• **REQUIREMENT**
Copy all the entries below exactly, but not the pictures.

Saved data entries
____
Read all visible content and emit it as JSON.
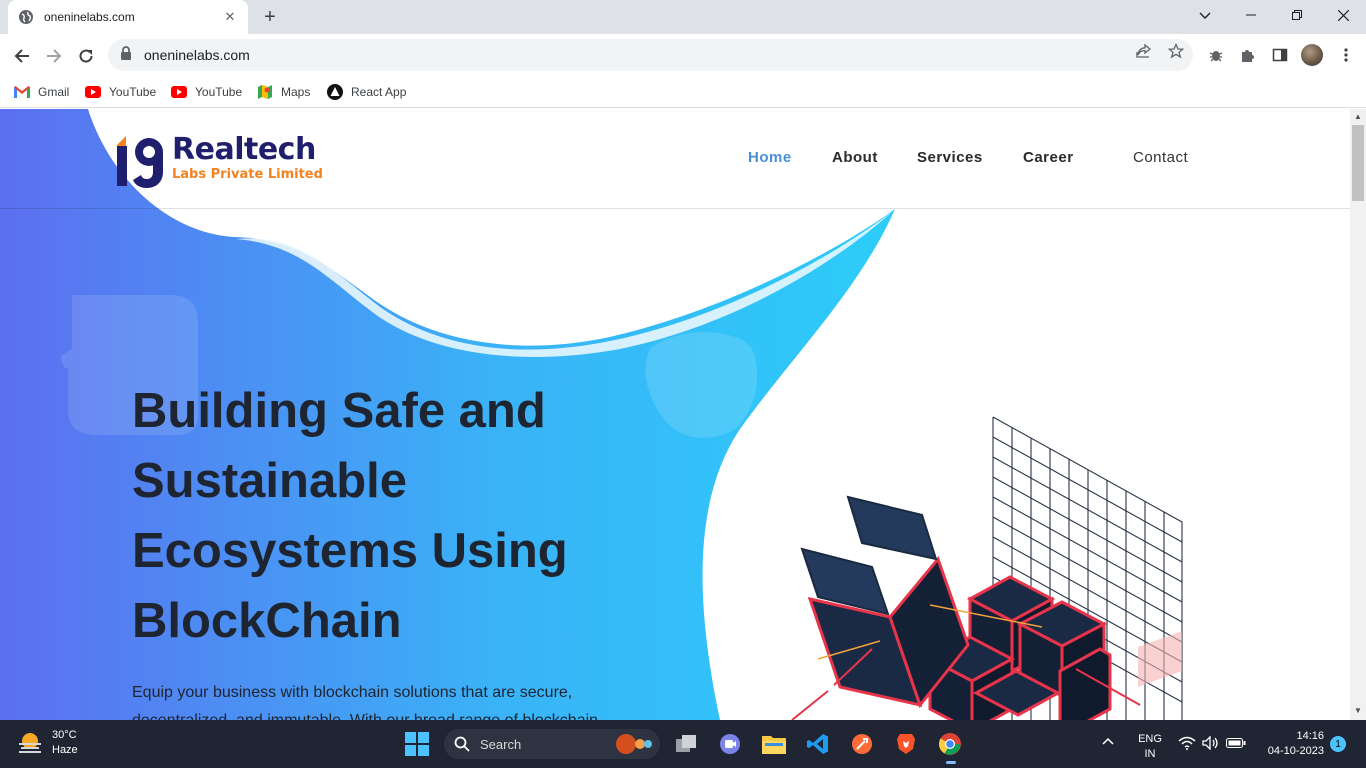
{
  "browser": {
    "tab": {
      "title": "oneninelabs.com"
    },
    "address": "oneninelabs.com",
    "bookmarks": [
      {
        "label": "Gmail",
        "icon": "gmail-icon"
      },
      {
        "label": "YouTube",
        "icon": "youtube-icon"
      },
      {
        "label": "YouTube",
        "icon": "youtube-icon"
      },
      {
        "label": "Maps",
        "icon": "maps-icon"
      },
      {
        "label": "React App",
        "icon": "react-app-icon"
      }
    ]
  },
  "site": {
    "logo": {
      "main": "Realtech",
      "sub": "Labs Private Limited"
    },
    "nav": [
      "Home",
      "About",
      "Services",
      "Career",
      "Contact"
    ],
    "hero": {
      "title_lines": [
        "Building Safe and",
        "Sustainable",
        "Ecosystems Using",
        "BlockChain"
      ],
      "description": "Equip your business with blockchain solutions that are secure, decentralized, and immutable. With our broad range of blockchain"
    },
    "colors": {
      "brand_navy": "#1f1f6e",
      "brand_orange": "#f58220",
      "nav_active": "#4a8fd6",
      "hero_gradient_start": "#5c6ff0",
      "hero_gradient_end": "#2ccdf8"
    }
  },
  "taskbar": {
    "weather": {
      "temp": "30°C",
      "condition": "Haze"
    },
    "search_label": "Search",
    "language": {
      "line1": "ENG",
      "line2": "IN"
    },
    "clock": {
      "time": "14:16",
      "date": "04-10-2023"
    },
    "notification_count": "1"
  }
}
____
• **EXERCISE ANSWER**
Read all visible content and emit it as JSON.
{
  "browser": {
    "tab": {
      "title": "oneninelabs.com"
    },
    "address": "oneninelabs.com",
    "bookmarks": [
      {
        "label": "Gmail",
        "icon": "gmail-icon"
      },
      {
        "label": "YouTube",
        "icon": "youtube-icon"
      },
      {
        "label": "YouTube",
        "icon": "youtube-icon"
      },
      {
        "label": "Maps",
        "icon": "maps-icon"
      },
      {
        "label": "React App",
        "icon": "react-app-icon"
      }
    ]
  },
  "site": {
    "logo": {
      "main": "Realtech",
      "sub": "Labs Private Limited"
    },
    "nav": [
      "Home",
      "About",
      "Services",
      "Career",
      "Contact"
    ],
    "hero": {
      "title_lines": [
        "Building Safe and",
        "Sustainable",
        "Ecosystems Using",
        "BlockChain"
      ],
      "description": "Equip your business with blockchain solutions that are secure, decentralized, and immutable. With our broad range of blockchain"
    },
    "colors": {
      "brand_navy": "#1f1f6e",
      "brand_orange": "#f58220",
      "nav_active": "#4a8fd6",
      "hero_gradient_start": "#5c6ff0",
      "hero_gradient_end": "#2ccdf8"
    }
  },
  "taskbar": {
    "weather": {
      "temp": "30°C",
      "condition": "Haze"
    },
    "search_label": "Search",
    "language": {
      "line1": "ENG",
      "line2": "IN"
    },
    "clock": {
      "time": "14:16",
      "date": "04-10-2023"
    },
    "notification_count": "1"
  }
}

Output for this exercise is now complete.